* _Stated problem_: Leaving out every picture, quote the data below exactly as it appears.

* _Stored entries_:
'''

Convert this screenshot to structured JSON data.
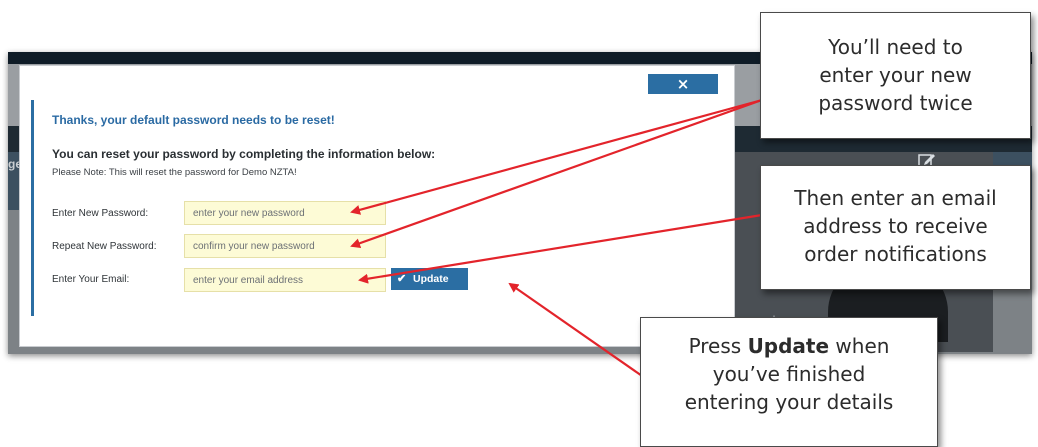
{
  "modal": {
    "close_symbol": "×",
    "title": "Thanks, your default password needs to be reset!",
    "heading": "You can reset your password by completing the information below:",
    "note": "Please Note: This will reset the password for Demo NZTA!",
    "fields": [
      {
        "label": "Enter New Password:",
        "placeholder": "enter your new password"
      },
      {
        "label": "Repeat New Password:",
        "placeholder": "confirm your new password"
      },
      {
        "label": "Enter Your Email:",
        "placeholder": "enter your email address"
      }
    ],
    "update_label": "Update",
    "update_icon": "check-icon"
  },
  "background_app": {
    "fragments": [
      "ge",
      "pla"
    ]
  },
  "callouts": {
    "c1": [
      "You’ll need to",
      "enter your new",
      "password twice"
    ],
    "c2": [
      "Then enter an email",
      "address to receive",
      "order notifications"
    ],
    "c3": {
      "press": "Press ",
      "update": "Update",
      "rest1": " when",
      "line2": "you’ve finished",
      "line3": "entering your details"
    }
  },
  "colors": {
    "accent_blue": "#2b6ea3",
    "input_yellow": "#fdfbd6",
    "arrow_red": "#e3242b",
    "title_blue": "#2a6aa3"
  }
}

'''

* _In response_:
Convert this screenshot to structured JSON data.
{
  "modal": {
    "close_symbol": "×",
    "title": "Thanks, your default password needs to be reset!",
    "heading": "You can reset your password by completing the information below:",
    "note": "Please Note: This will reset the password for Demo NZTA!",
    "fields": [
      {
        "label": "Enter New Password:",
        "placeholder": "enter your new password"
      },
      {
        "label": "Repeat New Password:",
        "placeholder": "confirm your new password"
      },
      {
        "label": "Enter Your Email:",
        "placeholder": "enter your email address"
      }
    ],
    "update_label": "Update",
    "update_icon": "check-icon"
  },
  "background_app": {
    "fragments": [
      "ge",
      "pla"
    ]
  },
  "callouts": {
    "c1": [
      "You’ll need to",
      "enter your new",
      "password twice"
    ],
    "c2": [
      "Then enter an email",
      "address to receive",
      "order notifications"
    ],
    "c3": {
      "press": "Press ",
      "update": "Update",
      "rest1": " when",
      "line2": "you’ve finished",
      "line3": "entering your details"
    }
  },
  "colors": {
    "accent_blue": "#2b6ea3",
    "input_yellow": "#fdfbd6",
    "arrow_red": "#e3242b",
    "title_blue": "#2a6aa3"
  }
}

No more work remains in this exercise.